■ **DIRECTIONS**:
Exclude the pictures; give every entry again exactly as written.

* START DATASET RECORDS *

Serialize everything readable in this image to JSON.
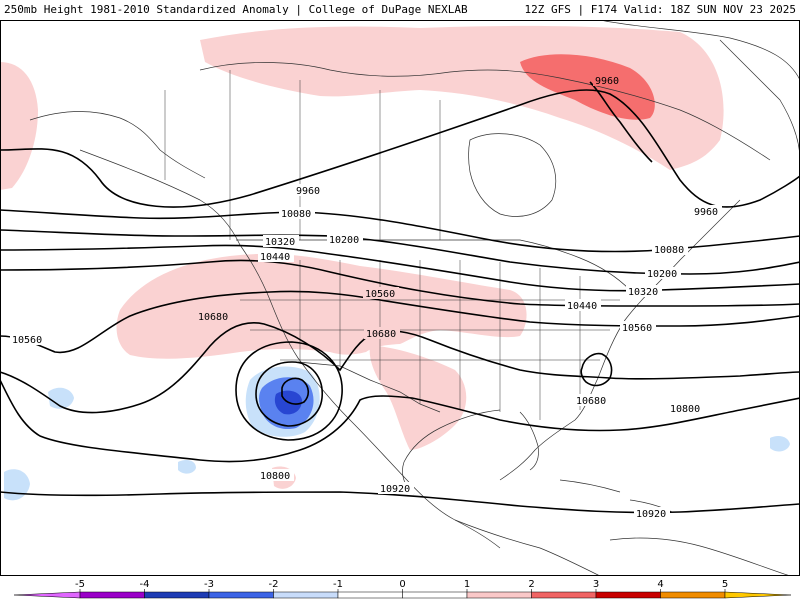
{
  "header": {
    "left_title": "250mb Height 1981-2010 Standardized Anomaly | College of DuPage NEXLAB",
    "right_title": "12Z GFS | F174 Valid: 18Z SUN NOV 23 2025"
  },
  "contour_labels": [
    {
      "id": "9960-a",
      "text": "9960"
    },
    {
      "id": "9960-b",
      "text": "9960"
    },
    {
      "id": "9960-c",
      "text": "9960"
    },
    {
      "id": "10080-a",
      "text": "10080"
    },
    {
      "id": "10080-b",
      "text": "10080"
    },
    {
      "id": "10200-a",
      "text": "10200"
    },
    {
      "id": "10200-b",
      "text": "10200"
    },
    {
      "id": "10320-a",
      "text": "10320"
    },
    {
      "id": "10320-b",
      "text": "10320"
    },
    {
      "id": "10440-a",
      "text": "10440"
    },
    {
      "id": "10440-b",
      "text": "10440"
    },
    {
      "id": "10560-a",
      "text": "10560"
    },
    {
      "id": "10560-b",
      "text": "10560"
    },
    {
      "id": "10560-c",
      "text": "10560"
    },
    {
      "id": "10680-a",
      "text": "10680"
    },
    {
      "id": "10680-b",
      "text": "10680"
    },
    {
      "id": "10680-c",
      "text": "10680"
    },
    {
      "id": "10800-a",
      "text": "10800"
    },
    {
      "id": "10800-b",
      "text": "10800"
    },
    {
      "id": "10920-a",
      "text": "10920"
    },
    {
      "id": "10920-b",
      "text": "10920"
    }
  ],
  "colorbar": {
    "ticks": [
      "-5",
      "-4",
      "-3",
      "-2",
      "-1",
      "0",
      "1",
      "2",
      "3",
      "4",
      "5"
    ],
    "colors": [
      "#e066ff",
      "#9a00c8",
      "#1e3cb4",
      "#3c64e6",
      "#c8dcfa",
      "#ffffff",
      "#ffffff",
      "#fac8c8",
      "#f06464",
      "#c80000",
      "#f08c00",
      "#ffc800"
    ]
  },
  "anomaly_colors": {
    "pos1": "#fad2d2",
    "pos2": "#f56e6e",
    "neg1": "#c8e1fa",
    "neg2": "#5a82f0",
    "neg3": "#2846d2"
  }
}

* END DATASET RECORDS *

■ **COMPLETE RESPONSE**:
Serialize everything readable in this image to JSON.
{
  "header": {
    "left_title": "250mb Height 1981-2010 Standardized Anomaly | College of DuPage NEXLAB",
    "right_title": "12Z GFS | F174 Valid: 18Z SUN NOV 23 2025"
  },
  "contour_labels": [
    {
      "id": "9960-a",
      "text": "9960"
    },
    {
      "id": "9960-b",
      "text": "9960"
    },
    {
      "id": "9960-c",
      "text": "9960"
    },
    {
      "id": "10080-a",
      "text": "10080"
    },
    {
      "id": "10080-b",
      "text": "10080"
    },
    {
      "id": "10200-a",
      "text": "10200"
    },
    {
      "id": "10200-b",
      "text": "10200"
    },
    {
      "id": "10320-a",
      "text": "10320"
    },
    {
      "id": "10320-b",
      "text": "10320"
    },
    {
      "id": "10440-a",
      "text": "10440"
    },
    {
      "id": "10440-b",
      "text": "10440"
    },
    {
      "id": "10560-a",
      "text": "10560"
    },
    {
      "id": "10560-b",
      "text": "10560"
    },
    {
      "id": "10560-c",
      "text": "10560"
    },
    {
      "id": "10680-a",
      "text": "10680"
    },
    {
      "id": "10680-b",
      "text": "10680"
    },
    {
      "id": "10680-c",
      "text": "10680"
    },
    {
      "id": "10800-a",
      "text": "10800"
    },
    {
      "id": "10800-b",
      "text": "10800"
    },
    {
      "id": "10920-a",
      "text": "10920"
    },
    {
      "id": "10920-b",
      "text": "10920"
    }
  ],
  "colorbar": {
    "ticks": [
      "-5",
      "-4",
      "-3",
      "-2",
      "-1",
      "0",
      "1",
      "2",
      "3",
      "4",
      "5"
    ],
    "colors": [
      "#e066ff",
      "#9a00c8",
      "#1e3cb4",
      "#3c64e6",
      "#c8dcfa",
      "#ffffff",
      "#ffffff",
      "#fac8c8",
      "#f06464",
      "#c80000",
      "#f08c00",
      "#ffc800"
    ]
  },
  "anomaly_colors": {
    "pos1": "#fad2d2",
    "pos2": "#f56e6e",
    "neg1": "#c8e1fa",
    "neg2": "#5a82f0",
    "neg3": "#2846d2"
  }
}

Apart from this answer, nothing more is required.